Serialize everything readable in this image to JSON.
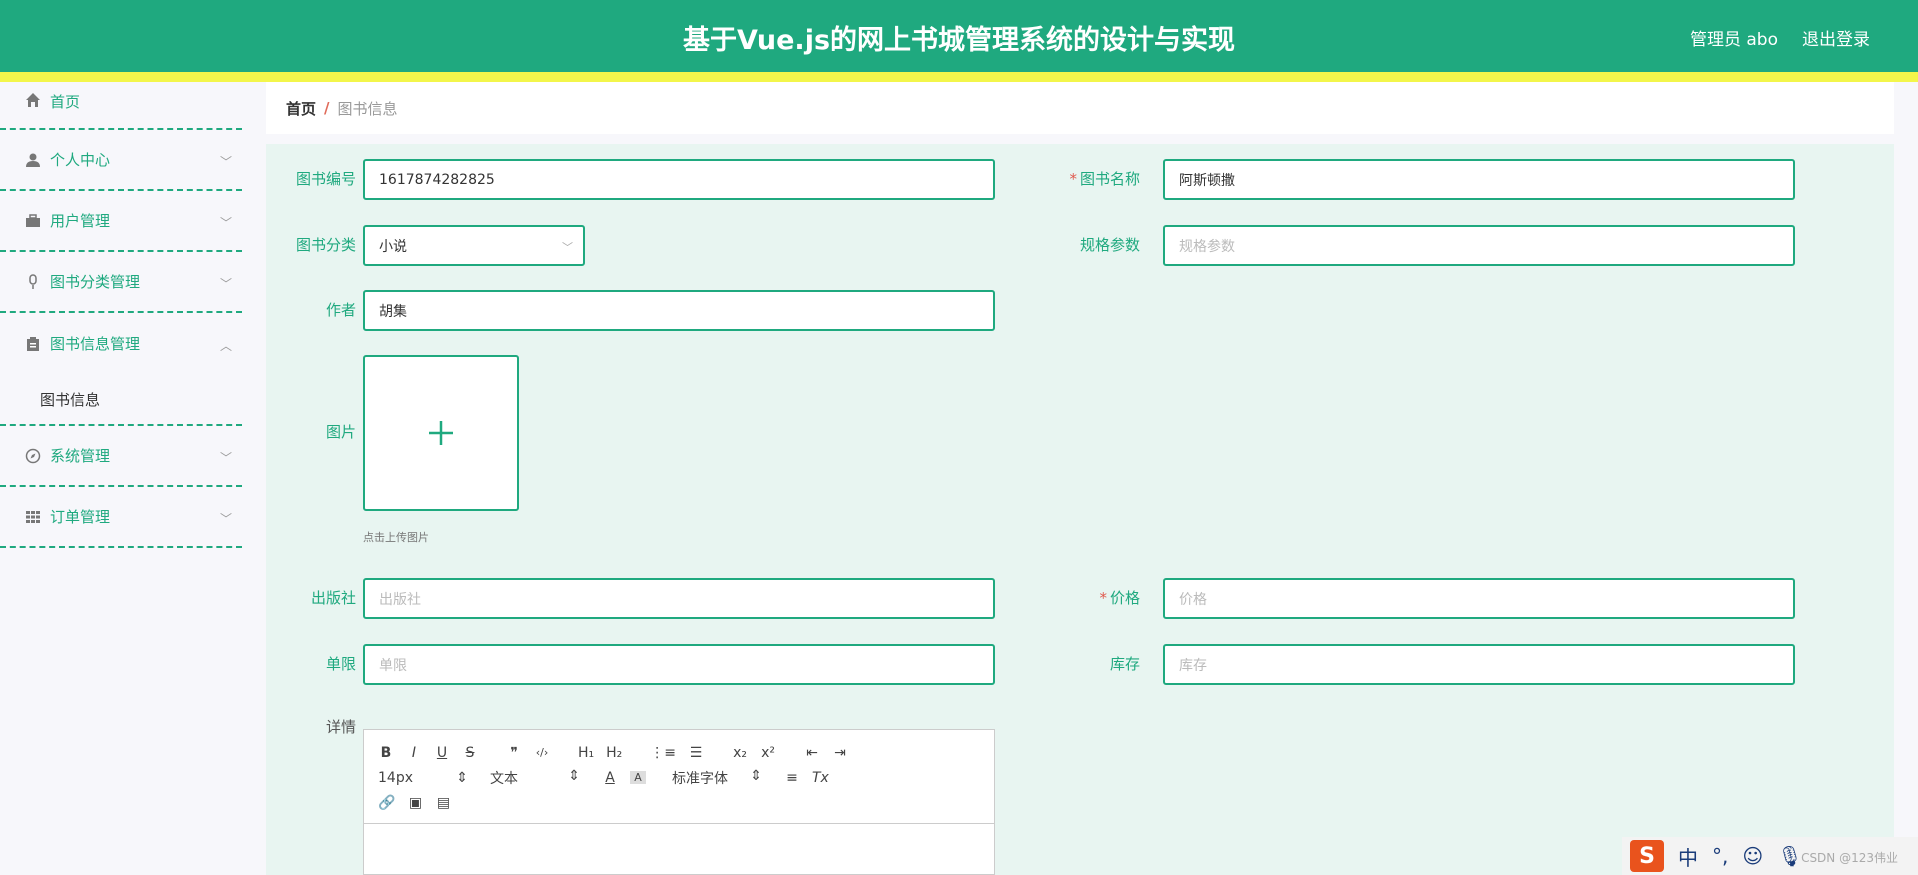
{
  "header": {
    "title": "基于Vue.js的网上书城管理系统的设计与实现",
    "user": "管理员 abo",
    "logout": "退出登录"
  },
  "sidebar": {
    "items": [
      {
        "label": "首页",
        "icon": "home-icon"
      },
      {
        "label": "个人中心",
        "icon": "user-icon"
      },
      {
        "label": "用户管理",
        "icon": "briefcase-icon"
      },
      {
        "label": "图书分类管理",
        "icon": "microphone-icon"
      },
      {
        "label": "图书信息管理",
        "icon": "clipboard-icon",
        "expanded": true,
        "submenu": [
          "图书信息"
        ]
      },
      {
        "label": "系统管理",
        "icon": "compass-icon"
      },
      {
        "label": "订单管理",
        "icon": "grid-icon"
      }
    ]
  },
  "breadcrumb": {
    "home": "首页",
    "separator": "/",
    "current": "图书信息"
  },
  "form": {
    "book_no": {
      "label": "图书编号",
      "value": "1617874282825"
    },
    "book_name": {
      "label": "图书名称",
      "value": "阿斯顿撒",
      "required": true
    },
    "category": {
      "label": "图书分类",
      "value": "小说"
    },
    "spec": {
      "label": "规格参数",
      "placeholder": "规格参数"
    },
    "author": {
      "label": "作者",
      "value": "胡集"
    },
    "image": {
      "label": "图片",
      "tip": "点击上传图片"
    },
    "publisher": {
      "label": "出版社",
      "placeholder": "出版社"
    },
    "price": {
      "label": "价格",
      "placeholder": "价格",
      "required": true
    },
    "limit": {
      "label": "单限",
      "placeholder": "单限"
    },
    "stock": {
      "label": "库存",
      "placeholder": "库存"
    },
    "detail": {
      "label": "详情"
    }
  },
  "editor": {
    "row1": [
      "B",
      "I",
      "U",
      "S",
      "❞",
      "‹/›",
      "H₁",
      "H₂",
      "⋮≡",
      "☰",
      "x₂",
      "x²",
      "⇤",
      "⇥"
    ],
    "size": "14px",
    "format": "文本",
    "font": "标准字体",
    "row3": [
      "🔗",
      "▣",
      "▤"
    ]
  },
  "ime": {
    "lang": "中",
    "punct": "°,",
    "watermark": "CSDN @123伟业"
  },
  "colors": {
    "primary": "#1fa97f",
    "strip": "#f3f64b",
    "required": "#e05a4e"
  }
}
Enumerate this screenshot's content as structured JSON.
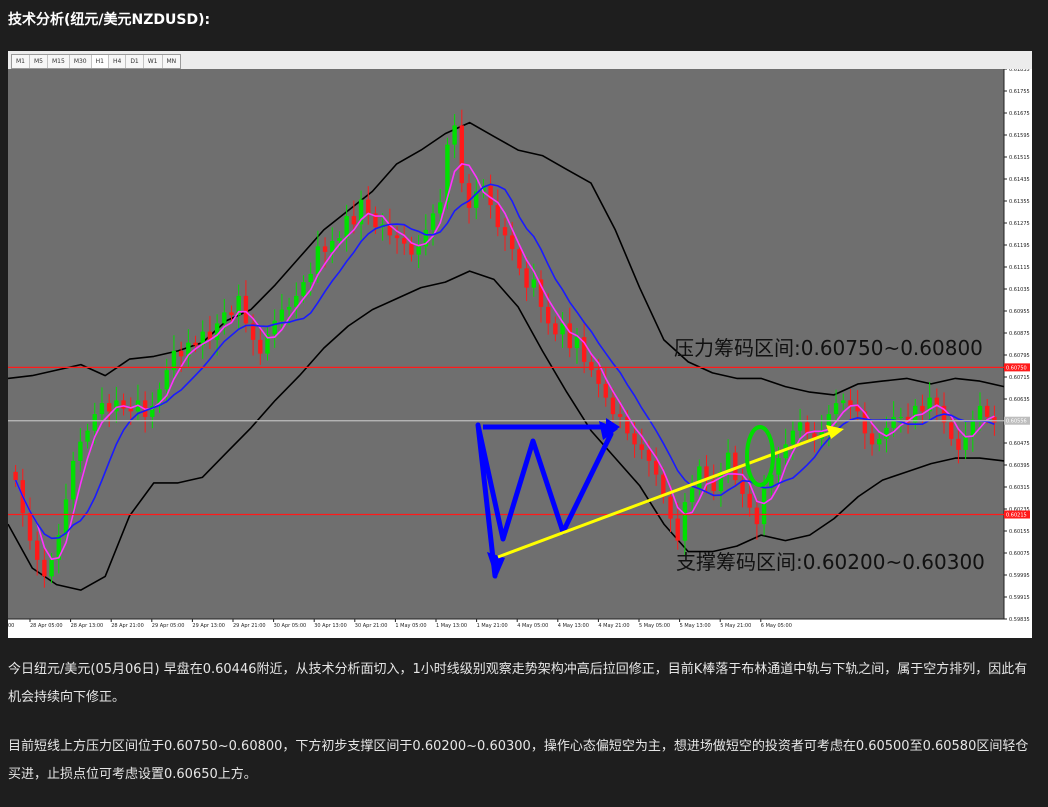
{
  "page": {
    "title": "技术分析(纽元/美元NZDUSD):",
    "paragraphs": [
      "今日纽元/美元(05月06日) 早盘在0.60446附近，从技术分析面切入，1小时线级别观察走势架构冲高后拉回修正，目前K棒落于布林通道中轨与下轨之间，属于空方排列，因此有机会持续向下修正。",
      "目前短线上方压力区间位于0.60750~0.60800，下方初步支撑区间于0.60200~0.60300，操作心态偏短空为主，想进场做短空的投资者可考虑在0.60500至0.60580区间轻仓买进，止损点位可考虑设置0.60650上方。"
    ]
  },
  "toolbar": {
    "timeframes": [
      "M1",
      "M5",
      "M15",
      "M30",
      "H1",
      "H4",
      "D1",
      "W1",
      "MN"
    ],
    "active": "H1"
  },
  "chart_data": {
    "type": "candlestick",
    "symbol": "NZDUSD",
    "timeframe": "H1",
    "ylim": [
      0.59835,
      0.61835
    ],
    "y_ticks": [
      "0.61835",
      "0.61755",
      "0.61675",
      "0.61595",
      "0.61515",
      "0.61435",
      "0.61355",
      "0.61275",
      "0.61195",
      "0.61115",
      "0.61035",
      "0.60955",
      "0.60875",
      "0.60795",
      "0.60715",
      "0.60635",
      "0.60555",
      "0.60475",
      "0.60395",
      "0.60315",
      "0.60235",
      "0.60155",
      "0.60075",
      "0.59995",
      "0.59915",
      "0.59835"
    ],
    "x_ticks": [
      "28 Apr 05:00",
      "28 Apr 13:00",
      "28 Apr 21:00",
      "29 Apr 05:00",
      "29 Apr 13:00",
      "29 Apr 21:00",
      "30 Apr 05:00",
      "30 Apr 13:00",
      "30 Apr 21:00",
      "1 May 05:00",
      "1 May 13:00",
      "1 May 21:00",
      "4 May 05:00",
      "4 May 13:00",
      "4 May 21:00",
      "5 May 05:00",
      "5 May 13:00",
      "5 May 21:00",
      "6 May 05:00"
    ],
    "x_tick_first": "00",
    "close_series": [
      0.6034,
      0.6022,
      0.6012,
      0.6005,
      0.5999,
      0.6005,
      0.6014,
      0.6027,
      0.6041,
      0.6048,
      0.6052,
      0.6058,
      0.6062,
      0.6059,
      0.6063,
      0.606,
      0.6059,
      0.6063,
      0.6057,
      0.6061,
      0.6067,
      0.6074,
      0.6081,
      0.6079,
      0.6084,
      0.6083,
      0.6088,
      0.6085,
      0.6091,
      0.6095,
      0.6094,
      0.6101,
      0.6091,
      0.6085,
      0.608,
      0.6087,
      0.6092,
      0.6096,
      0.6097,
      0.6101,
      0.6106,
      0.6109,
      0.6119,
      0.6117,
      0.6121,
      0.6122,
      0.613,
      0.6127,
      0.6136,
      0.6131,
      0.6126,
      0.6127,
      0.6123,
      0.6122,
      0.612,
      0.6116,
      0.6119,
      0.6125,
      0.6131,
      0.6135,
      0.6156,
      0.6163,
      0.6142,
      0.6133,
      0.6139,
      0.6141,
      0.6134,
      0.6126,
      0.6123,
      0.6118,
      0.6111,
      0.6104,
      0.6107,
      0.6097,
      0.6091,
      0.6087,
      0.6091,
      0.6082,
      0.6086,
      0.6077,
      0.6074,
      0.6069,
      0.6064,
      0.6058,
      0.6057,
      0.6051,
      0.6047,
      0.6045,
      0.6041,
      0.6036,
      0.6028,
      0.602,
      0.6012,
      0.6026,
      0.6031,
      0.6039,
      0.6034,
      0.603,
      0.6037,
      0.6044,
      0.6034,
      0.6029,
      0.6024,
      0.6018,
      0.6031,
      0.6036,
      0.6042,
      0.6047,
      0.6052,
      0.6055,
      0.6051,
      0.6049,
      0.6052,
      0.6058,
      0.6062,
      0.6063,
      0.6061,
      0.6059,
      0.6051,
      0.6047,
      0.6049,
      0.6053,
      0.6057,
      0.6057,
      0.6055,
      0.6061,
      0.6059,
      0.6064,
      0.6061,
      0.6055,
      0.6049,
      0.6045,
      0.605,
      0.6056,
      0.6061,
      0.6057,
      0.6055
    ],
    "bollinger": {
      "upper": [
        0.6071,
        0.6072,
        0.6074,
        0.6076,
        0.6072,
        0.6078,
        0.6079,
        0.6081,
        0.6084,
        0.6092,
        0.6096,
        0.6105,
        0.6115,
        0.6125,
        0.6132,
        0.6139,
        0.6149,
        0.6154,
        0.616,
        0.6164,
        0.6159,
        0.6154,
        0.6152,
        0.6147,
        0.6142,
        0.6125,
        0.6104,
        0.6085,
        0.6077,
        0.6073,
        0.6071,
        0.6071,
        0.6068,
        0.6066,
        0.6065,
        0.6069,
        0.607,
        0.6071,
        0.6069,
        0.6071,
        0.607,
        0.6068
      ],
      "middle": [
        0.6046,
        0.6037,
        0.6028,
        0.6033,
        0.6046,
        0.6054,
        0.6055,
        0.6055,
        0.606,
        0.607,
        0.6076,
        0.6084,
        0.6092,
        0.6101,
        0.6108,
        0.6116,
        0.612,
        0.6127,
        0.6131,
        0.6135,
        0.6129,
        0.6121,
        0.6115,
        0.6107,
        0.6094,
        0.6083,
        0.6071,
        0.6056,
        0.6044,
        0.6038,
        0.603,
        0.6025,
        0.6031,
        0.6035,
        0.6043,
        0.6052,
        0.6058,
        0.606,
        0.6056,
        0.6058,
        0.6056,
        0.6054
      ],
      "lower": [
        0.6018,
        0.6002,
        0.5996,
        0.5994,
        0.5999,
        0.6021,
        0.6033,
        0.6033,
        0.6035,
        0.6044,
        0.6053,
        0.6063,
        0.6072,
        0.6082,
        0.609,
        0.6096,
        0.61,
        0.6104,
        0.6106,
        0.611,
        0.6107,
        0.6097,
        0.6081,
        0.6066,
        0.6052,
        0.6042,
        0.6032,
        0.6018,
        0.6008,
        0.6008,
        0.601,
        0.6014,
        0.6012,
        0.6014,
        0.602,
        0.6028,
        0.6034,
        0.6037,
        0.604,
        0.6042,
        0.6042,
        0.6041
      ]
    },
    "horizontal_lines": [
      {
        "value": 0.6075,
        "label": "0.60750",
        "color": "#ff1a1a"
      },
      {
        "value": 0.60215,
        "label": "0.60215",
        "color": "#ff1a1a"
      },
      {
        "value": 0.60556,
        "label": "0.60556",
        "color": "#bdbdbd"
      }
    ],
    "annotations": {
      "resistance_text": "压力筹码区间:0.60750~0.60800",
      "support_text": "支撑筹码区间:0.60200~0.60300"
    },
    "colors": {
      "background": "#6f6f6f",
      "bull": "#00e000",
      "bear": "#ff1a1a",
      "ma_fast": "#ff33ff",
      "ma_mid": "#1a1aff",
      "bands": "#000000",
      "trendline": "#ffff00",
      "pattern": "#0000ff",
      "circle": "#00dd00"
    }
  }
}
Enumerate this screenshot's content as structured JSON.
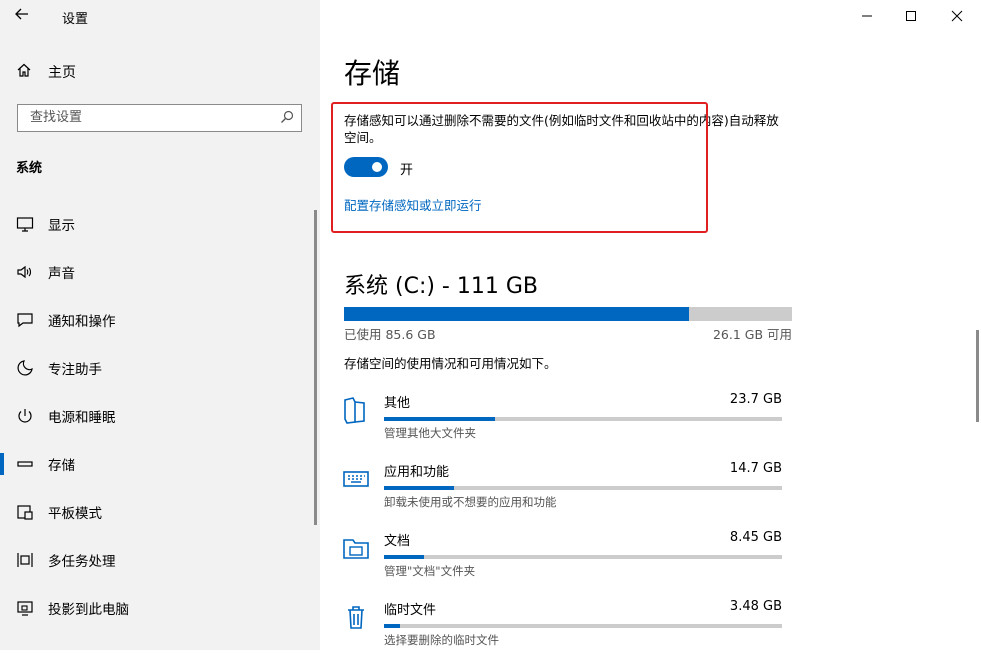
{
  "app": {
    "title": "设置"
  },
  "sidebar": {
    "home_label": "主页",
    "search_placeholder": "查找设置",
    "section_label": "系统",
    "items": [
      {
        "label": "显示",
        "icon": "monitor-icon"
      },
      {
        "label": "声音",
        "icon": "speaker-icon"
      },
      {
        "label": "通知和操作",
        "icon": "notification-icon"
      },
      {
        "label": "专注助手",
        "icon": "moon-icon"
      },
      {
        "label": "电源和睡眠",
        "icon": "power-icon"
      },
      {
        "label": "存储",
        "icon": "storage-icon",
        "selected": true
      },
      {
        "label": "平板模式",
        "icon": "tablet-icon"
      },
      {
        "label": "多任务处理",
        "icon": "multitask-icon"
      },
      {
        "label": "投影到此电脑",
        "icon": "project-icon"
      }
    ]
  },
  "main": {
    "title": "存储",
    "sense_desc": "存储感知可以通过删除不需要的文件(例如临时文件和回收站中的内容)自动释放空间。",
    "toggle_label": "开",
    "toggle_on": true,
    "config_link": "配置存储感知或立即运行",
    "drive": {
      "title": "系统 (C:) - 111 GB",
      "used_label": "已使用 85.6 GB",
      "free_label": "26.1 GB 可用",
      "used_fraction": 0.77
    },
    "usage_desc": "存储空间的使用情况和可用情况如下。",
    "categories": [
      {
        "name": "其他",
        "size": "23.7 GB",
        "sub": "管理其他大文件夹",
        "fraction": 0.28,
        "icon": "file-icon"
      },
      {
        "name": "应用和功能",
        "size": "14.7 GB",
        "sub": "卸载未使用或不想要的应用和功能",
        "fraction": 0.175,
        "icon": "keyboard-icon"
      },
      {
        "name": "文档",
        "size": "8.45 GB",
        "sub": "管理\"文档\"文件夹",
        "fraction": 0.1,
        "icon": "folder-icon"
      },
      {
        "name": "临时文件",
        "size": "3.48 GB",
        "sub": "选择要删除的临时文件",
        "fraction": 0.04,
        "icon": "trash-icon"
      }
    ]
  },
  "colors": {
    "accent": "#0067c0",
    "highlight_box": "#e02020",
    "sidebar_bg": "#f2f2f2"
  }
}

> [Written instruction]:
Which lines contain the word "image"? Return each of them.

> [Response for this exercise]:
Serialize everything readable in this image to JSON.
    "image": {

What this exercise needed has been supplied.